◆ Record list ◆

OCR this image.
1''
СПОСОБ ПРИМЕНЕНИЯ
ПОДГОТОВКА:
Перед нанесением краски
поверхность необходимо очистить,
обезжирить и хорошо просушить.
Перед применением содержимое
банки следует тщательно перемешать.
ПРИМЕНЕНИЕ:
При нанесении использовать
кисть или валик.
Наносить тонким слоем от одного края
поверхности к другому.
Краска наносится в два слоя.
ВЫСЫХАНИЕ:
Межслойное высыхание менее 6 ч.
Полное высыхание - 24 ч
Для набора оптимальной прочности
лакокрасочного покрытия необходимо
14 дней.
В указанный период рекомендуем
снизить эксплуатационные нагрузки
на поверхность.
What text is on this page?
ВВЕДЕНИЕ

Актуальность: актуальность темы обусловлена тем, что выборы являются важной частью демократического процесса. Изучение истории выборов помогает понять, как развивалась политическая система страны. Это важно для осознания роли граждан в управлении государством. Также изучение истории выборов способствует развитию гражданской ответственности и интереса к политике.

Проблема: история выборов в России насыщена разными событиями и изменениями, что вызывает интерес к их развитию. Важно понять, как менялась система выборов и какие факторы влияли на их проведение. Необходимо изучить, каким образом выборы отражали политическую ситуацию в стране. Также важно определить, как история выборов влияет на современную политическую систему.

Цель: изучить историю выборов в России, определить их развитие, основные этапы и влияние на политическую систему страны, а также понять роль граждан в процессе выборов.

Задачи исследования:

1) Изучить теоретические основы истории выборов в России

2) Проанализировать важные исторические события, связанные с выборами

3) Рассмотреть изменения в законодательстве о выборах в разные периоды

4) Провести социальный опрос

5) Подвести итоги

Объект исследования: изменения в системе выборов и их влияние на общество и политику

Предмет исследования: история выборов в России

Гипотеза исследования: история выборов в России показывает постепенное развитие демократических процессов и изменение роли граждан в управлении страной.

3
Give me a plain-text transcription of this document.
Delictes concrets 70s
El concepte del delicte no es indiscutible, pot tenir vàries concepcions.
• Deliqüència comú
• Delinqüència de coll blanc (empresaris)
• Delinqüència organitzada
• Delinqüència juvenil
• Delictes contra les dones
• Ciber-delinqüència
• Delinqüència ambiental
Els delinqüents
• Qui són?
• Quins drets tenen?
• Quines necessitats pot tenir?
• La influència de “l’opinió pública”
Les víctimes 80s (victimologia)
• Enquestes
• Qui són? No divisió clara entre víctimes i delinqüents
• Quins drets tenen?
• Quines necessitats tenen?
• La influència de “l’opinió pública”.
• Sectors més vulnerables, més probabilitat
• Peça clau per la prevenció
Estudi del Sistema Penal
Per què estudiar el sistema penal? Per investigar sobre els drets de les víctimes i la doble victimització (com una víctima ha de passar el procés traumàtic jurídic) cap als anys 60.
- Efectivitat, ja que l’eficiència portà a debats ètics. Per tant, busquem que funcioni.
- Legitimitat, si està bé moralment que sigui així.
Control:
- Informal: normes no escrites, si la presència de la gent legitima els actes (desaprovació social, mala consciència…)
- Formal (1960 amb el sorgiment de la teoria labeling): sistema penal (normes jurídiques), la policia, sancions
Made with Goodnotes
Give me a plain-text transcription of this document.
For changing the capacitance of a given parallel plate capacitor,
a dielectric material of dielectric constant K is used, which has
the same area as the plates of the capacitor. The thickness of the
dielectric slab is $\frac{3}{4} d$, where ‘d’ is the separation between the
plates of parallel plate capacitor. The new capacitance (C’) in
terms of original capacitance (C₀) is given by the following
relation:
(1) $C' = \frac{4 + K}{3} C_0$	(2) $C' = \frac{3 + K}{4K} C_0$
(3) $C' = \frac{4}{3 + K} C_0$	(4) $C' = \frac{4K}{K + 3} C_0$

◆ Brief ◆
Go through the listing above and restate it word for word.

◆ Response to the exercise ◆
OCR this image.
1''
СПОСОБ ПРИМЕНЕНИЯ
ПОДГОТОВКА:
Перед нанесением краски
поверхность необходимо очистить,
обезжирить и хорошо просушить.
Перед применением содержимое
банки следует тщательно перемешать.
ПРИМЕНЕНИЕ:
При нанесении использовать
кисть или валик.
Наносить тонким слоем от одного края
поверхности к другому.
Краска наносится в два слоя.
ВЫСЫХАНИЕ:
Межслойное высыхание менее 6 ч.
Полное высыхание - 24 ч
Для набора оптимальной прочности
лакокрасочного покрытия необходимо
14 дней.
В указанный период рекомендуем
снизить эксплуатационные нагрузки
на поверхность.
What text is on this page?
ВВЕДЕНИЕ

Актуальность: актуальность темы обусловлена тем, что выборы являются важной частью демократического процесса. Изучение истории выборов помогает понять, как развивалась политическая система страны. Это важно для осознания роли граждан в управлении государством. Также изучение истории выборов способствует развитию гражданской ответственности и интереса к политике.

Проблема: история выборов в России насыщена разными событиями и изменениями, что вызывает интерес к их развитию. Важно понять, как менялась система выборов и какие факторы влияли на их проведение. Необходимо изучить, каким образом выборы отражали политическую ситуацию в стране. Также важно определить, как история выборов влияет на современную политическую систему.

Цель: изучить историю выборов в России, определить их развитие, основные этапы и влияние на политическую систему страны, а также понять роль граждан в процессе выборов.

Задачи исследования:

1) Изучить теоретические основы истории выборов в России

2) Проанализировать важные исторические события, связанные с выборами

3) Рассмотреть изменения в законодательстве о выборах в разные периоды

4) Провести социальный опрос

5) Подвести итоги

Объект исследования: изменения в системе выборов и их влияние на общество и политику

Предмет исследования: история выборов в России

Гипотеза исследования: история выборов в России показывает постепенное развитие демократических процессов и изменение роли граждан в управлении страной.

3
Give me a plain-text transcription of this document.
Delictes concrets 70s
El concepte del delicte no es indiscutible, pot tenir vàries concepcions.
• Deliqüència comú
• Delinqüència de coll blanc (empresaris)
• Delinqüència organitzada
• Delinqüència juvenil
• Delictes contra les dones
• Ciber-delinqüència
• Delinqüència ambiental
Els delinqüents
• Qui són?
• Quins drets tenen?
• Quines necessitats pot tenir?
• La influència de “l’opinió pública”
Les víctimes 80s (victimologia)
• Enquestes
• Qui són? No divisió clara entre víctimes i delinqüents
• Quins drets tenen?
• Quines necessitats tenen?
• La influència de “l’opinió pública”.
• Sectors més vulnerables, més probabilitat
• Peça clau per la prevenció
Estudi del Sistema Penal
Per què estudiar el sistema penal? Per investigar sobre els drets de les víctimes i la doble victimització (com una víctima ha de passar el procés traumàtic jurídic) cap als anys 60.
- Efectivitat, ja que l’eficiència portà a debats ètics. Per tant, busquem que funcioni.
- Legitimitat, si està bé moralment que sigui així.
Control:
- Informal: normes no escrites, si la presència de la gent legitima els actes (desaprovació social, mala consciència…)
- Formal (1960 amb el sorgiment de la teoria labeling): sistema penal (normes jurídiques), la policia, sancions
Made with Goodnotes
Give me a plain-text transcription of this document.
For changing the capacitance of a given parallel plate capacitor,
a dielectric material of dielectric constant K is used, which has
the same area as the plates of the capacitor. The thickness of the
dielectric slab is $\frac{3}{4} d$, where ‘d’ is the separation between the
plates of parallel plate capacitor. The new capacitance (C’) in
terms of original capacitance (C₀) is given by the following
relation:
(1) $C' = \frac{4 + K}{3} C_0$	(2) $C' = \frac{3 + K}{4K} C_0$
(3) $C' = \frac{4}{3 + K} C_0$	(4) $C' = \frac{4K}{K + 3} C_0$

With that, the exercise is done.